Task =>
Filter the listing for lines containing "components".

Data records =>
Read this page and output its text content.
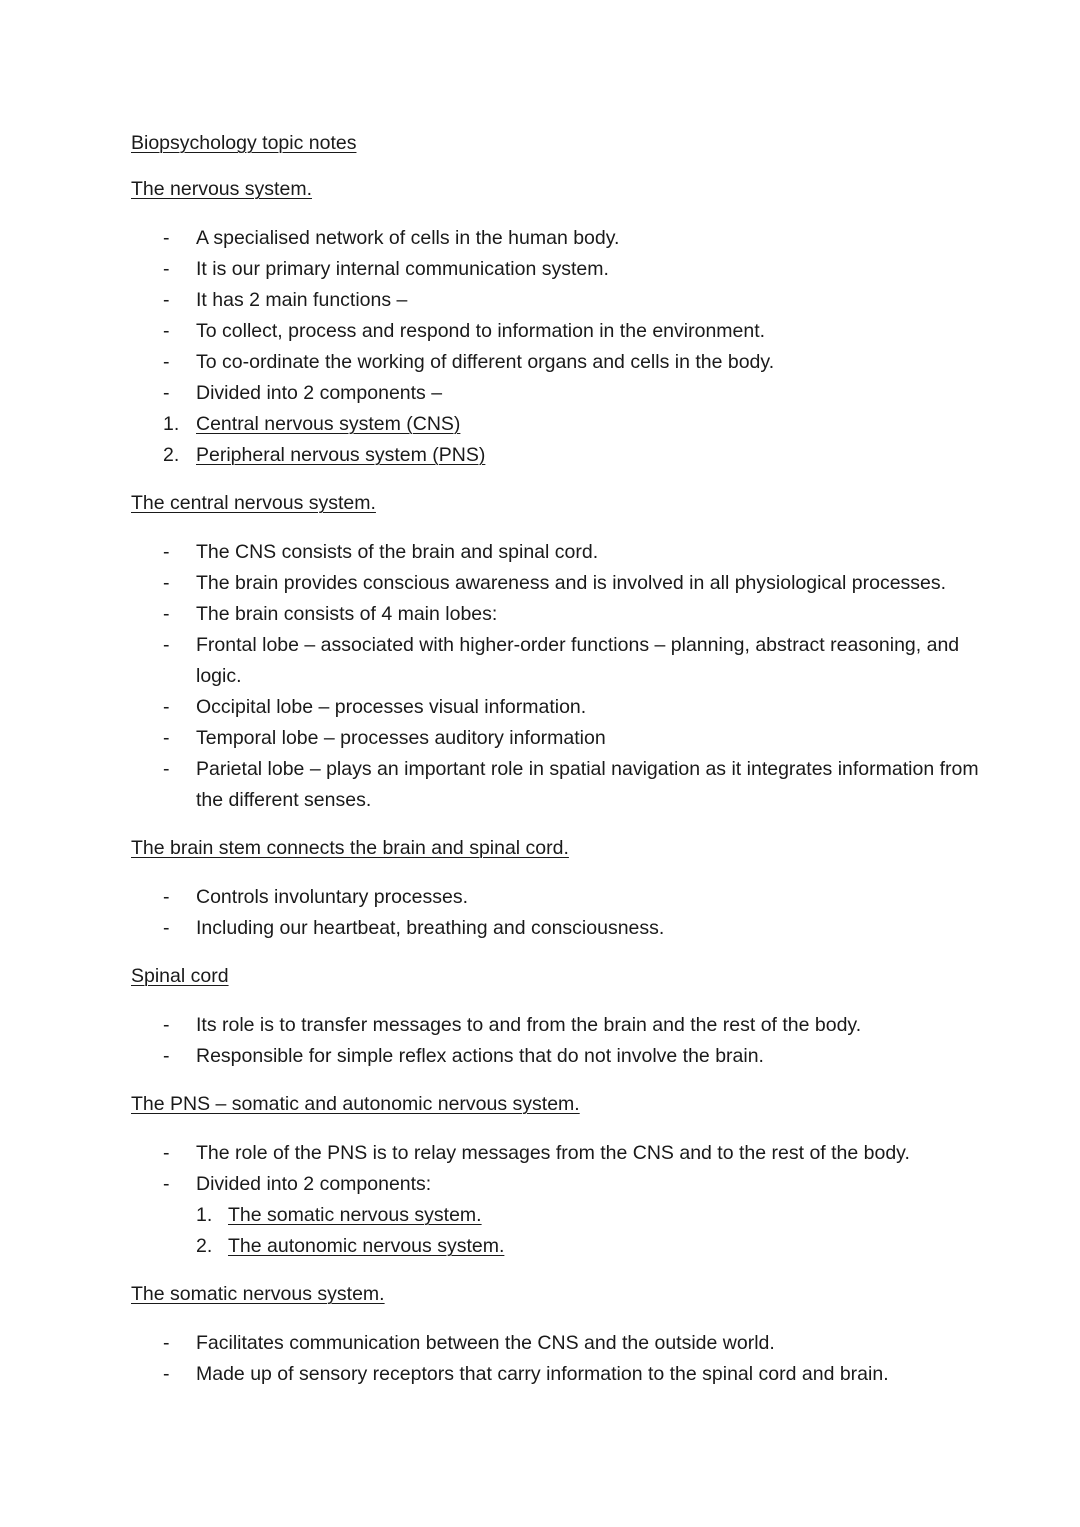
Biopsychology topic notes

The nervous system.

- A specialised network of cells in the human body.
- It is our primary internal communication system.
- It has 2 main functions –
- To collect, process and respond to information in the environment.
- To co-ordinate the working of different organs and cells in the body.
- Divided into 2 components –
1. Central nervous system (CNS)
2. Peripheral nervous system (PNS)

The central nervous system.

- The CNS consists of the brain and spinal cord.
- The brain provides conscious awareness and is involved in all physiological processes.
- The brain consists of 4 main lobes:
- Frontal lobe – associated with higher-order functions – planning, abstract reasoning, and logic.
- Occipital lobe – processes visual information.
- Temporal lobe – processes auditory information
- Parietal lobe – plays an important role in spatial navigation as it integrates information from the different senses.

The brain stem connects the brain and spinal cord.

- Controls involuntary processes.
- Including our heartbeat, breathing and consciousness.

Spinal cord

- Its role is to transfer messages to and from the brain and the rest of the body.
- Responsible for simple reflex actions that do not involve the brain.

The PNS – somatic and autonomic nervous system.

- The role of the PNS is to relay messages from the CNS and to the rest of the body.
- Divided into 2 components:
1. The somatic nervous system.
2. The autonomic nervous system.

The somatic nervous system.

- Facilitates communication between the CNS and the outside world.
- Made up of sensory receptors that carry information to the spinal cord and brain.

Expected answer =>
- Divided into 2 components –
- Divided into 2 components:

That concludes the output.